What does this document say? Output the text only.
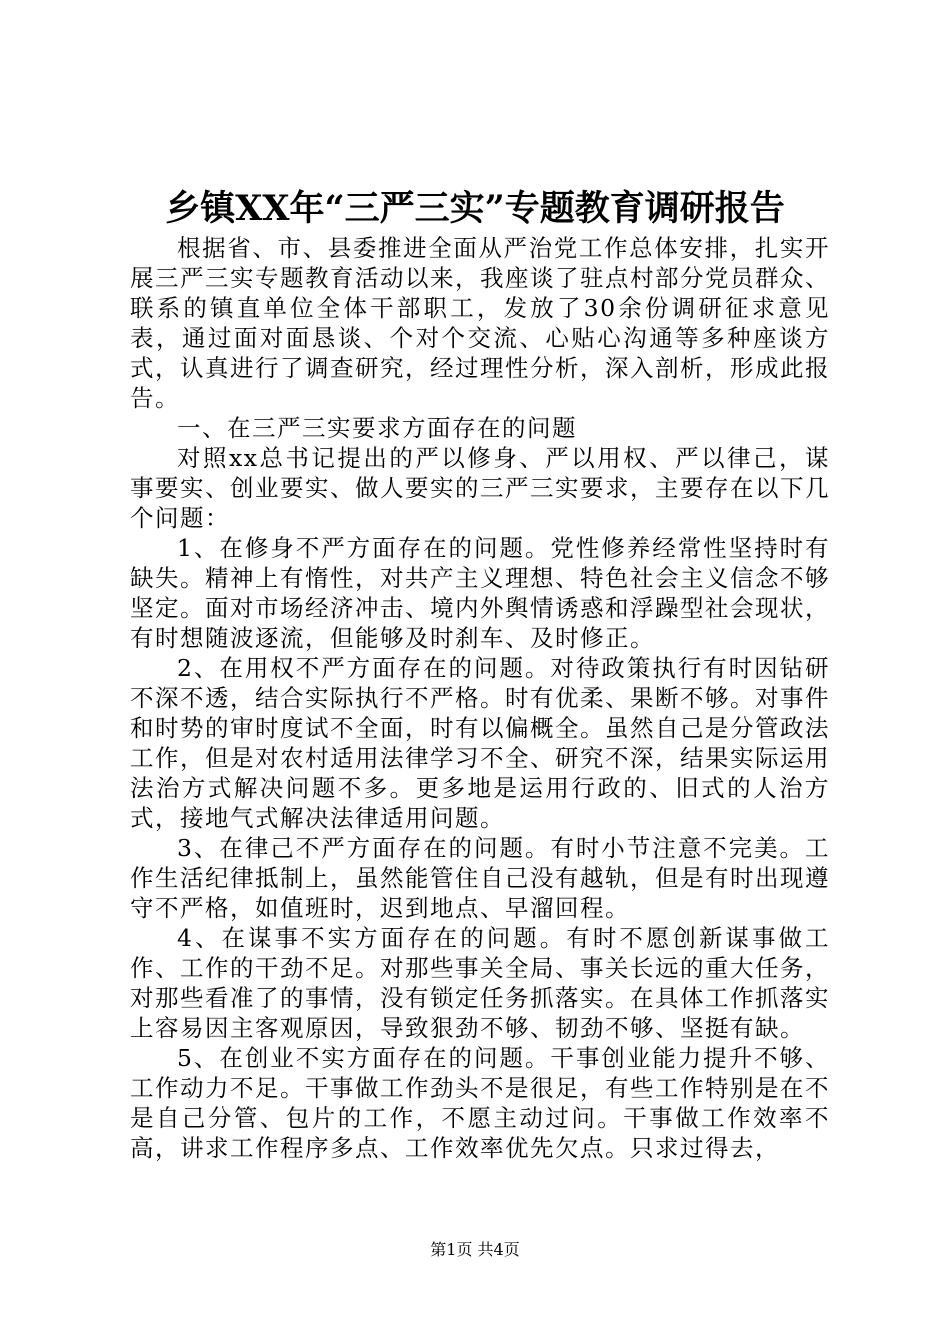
乡镇XX年“三严三实”专题教育调研报告

根据省、市、县委推进全面从严治党工作总体安排，扎实开展三严三实专题教育活动以来，我座谈了驻点村部分党员群众、联系的镇直单位全体干部职工，发放了30余份调研征求意见表，通过面对面恳谈、个对个交流、心贴心沟通等多种座谈方式，认真进行了调查研究，经过理性分析，深入剖析，形成此报告。

一、在三严三实要求方面存在的问题

对照xx总书记提出的严以修身、严以用权、严以律己，谋事要实、创业要实、做人要实的三严三实要求，主要存在以下几个问题：

1、在修身不严方面存在的问题。党性修养经常性坚持时有缺失。精神上有惰性，对共产主义理想、特色社会主义信念不够坚定。面对市场经济冲击、境内外舆情诱惑和浮躁型社会现状，有时想随波逐流，但能够及时刹车、及时修正。

2、在用权不严方面存在的问题。对待政策执行有时因钻研不深不透，结合实际执行不严格。时有优柔、果断不够。对事件和时势的审时度试不全面，时有以偏概全。虽然自己是分管政法工作，但是对农村适用法律学习不全、研究不深，结果实际运用法治方式解决问题不多。更多地是运用行政的、旧式的人治方式，接地气式解决法律适用问题。

3、在律己不严方面存在的问题。有时小节注意不完美。工作生活纪律抵制上，虽然能管住自己没有越轨，但是有时出现遵守不严格，如值班时，迟到地点、早溜回程。

4、在谋事不实方面存在的问题。有时不愿创新谋事做工作、工作的干劲不足。对那些事关全局、事关长远的重大任务，对那些看准了的事情，没有锁定任务抓落实。在具体工作抓落实上容易因主客观原因，导致狠劲不够、韧劲不够、坚挺有缺。

5、在创业不实方面存在的问题。干事创业能力提升不够、工作动力不足。干事做工作劲头不是很足，有些工作特别是在不是自己分管、包片的工作，不愿主动过问。干事做工作效率不高，讲求工作程序多点、工作效率优先欠点。只求过得去，

第1页 共4页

◆ ◆ ◆ ◆

#### [WHAT THE TASK REQUIRES]
Do not include images; quote all of the entries above exactly.

#### [WRITTEN ANSWER]
What does this document say? Output the text only.
乡镇XX年“三严三实”专题教育调研报告

根据省、市、县委推进全面从严治党工作总体安排，扎实开展三严三实专题教育活动以来，我座谈了驻点村部分党员群众、联系的镇直单位全体干部职工，发放了30余份调研征求意见表，通过面对面恳谈、个对个交流、心贴心沟通等多种座谈方式，认真进行了调查研究，经过理性分析，深入剖析，形成此报告。

一、在三严三实要求方面存在的问题

对照xx总书记提出的严以修身、严以用权、严以律己，谋事要实、创业要实、做人要实的三严三实要求，主要存在以下几个问题：

1、在修身不严方面存在的问题。党性修养经常性坚持时有缺失。精神上有惰性，对共产主义理想、特色社会主义信念不够坚定。面对市场经济冲击、境内外舆情诱惑和浮躁型社会现状，有时想随波逐流，但能够及时刹车、及时修正。

2、在用权不严方面存在的问题。对待政策执行有时因钻研不深不透，结合实际执行不严格。时有优柔、果断不够。对事件和时势的审时度试不全面，时有以偏概全。虽然自己是分管政法工作，但是对农村适用法律学习不全、研究不深，结果实际运用法治方式解决问题不多。更多地是运用行政的、旧式的人治方式，接地气式解决法律适用问题。

3、在律己不严方面存在的问题。有时小节注意不完美。工作生活纪律抵制上，虽然能管住自己没有越轨，但是有时出现遵守不严格，如值班时，迟到地点、早溜回程。

4、在谋事不实方面存在的问题。有时不愿创新谋事做工作、工作的干劲不足。对那些事关全局、事关长远的重大任务，对那些看准了的事情，没有锁定任务抓落实。在具体工作抓落实上容易因主客观原因，导致狠劲不够、韧劲不够、坚挺有缺。

5、在创业不实方面存在的问题。干事创业能力提升不够、工作动力不足。干事做工作劲头不是很足，有些工作特别是在不是自己分管、包片的工作，不愿主动过问。干事做工作效率不高，讲求工作程序多点、工作效率优先欠点。只求过得去，

第1页 共4页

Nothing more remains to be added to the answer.